• TASK INSTRUCTIONS:
a – Can you transcribe the part of the graph pattern matching abstract between "1 research outputs" and "complex graph queries.", inclusive?
b – Do these statements agree with the graph pattern matching abstract? Answer yes or no for each, and quote the abstract's deciding words. (i) The proposed pipeline reduces the background graph to a subgraph that is the union of all matches. (ii) The approach was implemented on top of a closed-source graph processing framework. (iii) The synthetic labeled graphs in the experiments had up to 257 billion edges.

1 research outputs found
Scalable Pattern Matching in Metadata Graphs via Constraint Checking
Pattern matching is a fundamental tool for answering complex graph queries.
Unfortunately, existing solutions have limited capabilities: they do not scale
to process large graphs and/or support only a restricted set of search
templates or usage scenarios. We present an algorithmic pipeline that bases
pattern matching on constraint checking. The key intuition is that each vertex
or edge participating in a match has to meet a set of constrains implicitly
specified by the search template. The pipeline we propose, generates these
constraints and iterates over them to eliminate all the vertices and edges that
do not participate in any match, and reduces the background graph to a subgraph
which is the union of all matches. Additional analysis can be performed on this
annotated, reduced graph, such as full match enumeration. Furthermore, a
vertex-centric formulation for constraint checking algorithms exists, and this
makes it possible to harness existing high-performance, vertex-centric graph
processing frameworks. The key contribution of this work is a design following
the constraint checking approach for exact matching and its experimental
evaluation. We show that the proposed technique: (i) enables highly scalable
pattern matching in labeled graphs, (ii) supports arbitrary patterns with 100%
precision, (iii) always selects all vertices and edges that participate in
matches, thus offering 100% recall, and (iv) supports a set of popular data
analysis scenarios. We implement our approach on top of HavoqGT, an open-source
asynchronous graph processing framework, and demonstrate its advantages through
strong and weak scaling experiments on massive scale real-world (up to 257
billion edges) and synthetic (up to 4.4 trillion edges) labeled graphs
respectively, and at scales (1,024 nodes / 36,864 cores), orders of magnitude
larger than used in the past for similar problems

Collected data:
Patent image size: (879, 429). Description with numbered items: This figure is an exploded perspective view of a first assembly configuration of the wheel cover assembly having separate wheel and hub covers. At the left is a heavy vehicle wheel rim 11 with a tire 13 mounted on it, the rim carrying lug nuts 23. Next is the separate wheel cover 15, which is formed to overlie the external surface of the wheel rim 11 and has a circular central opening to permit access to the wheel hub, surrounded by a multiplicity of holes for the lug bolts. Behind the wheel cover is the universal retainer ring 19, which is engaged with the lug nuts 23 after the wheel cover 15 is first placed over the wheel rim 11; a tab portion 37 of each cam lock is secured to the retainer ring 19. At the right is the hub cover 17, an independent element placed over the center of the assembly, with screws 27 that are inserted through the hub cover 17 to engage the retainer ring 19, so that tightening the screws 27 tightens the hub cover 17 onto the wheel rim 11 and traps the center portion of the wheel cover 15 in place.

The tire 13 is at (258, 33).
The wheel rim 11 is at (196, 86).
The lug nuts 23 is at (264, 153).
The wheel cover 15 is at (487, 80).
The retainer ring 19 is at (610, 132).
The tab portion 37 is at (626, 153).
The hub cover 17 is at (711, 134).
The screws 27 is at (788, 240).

• RESULTS:
a –
1 research outputs found
Scalable Pattern Matching in Metadata Graphs via Constraint Checking
Pattern matching is a fundamental tool for answering complex graph queries.

b –
(i) Yes: "reduces the background graph to a subgraph which is the union of all matches"
(ii) No: "HavoqGT, an open-source asynchronous graph processing framework"
(iii) No: "synthetic (up to 4.4 trillion edges)"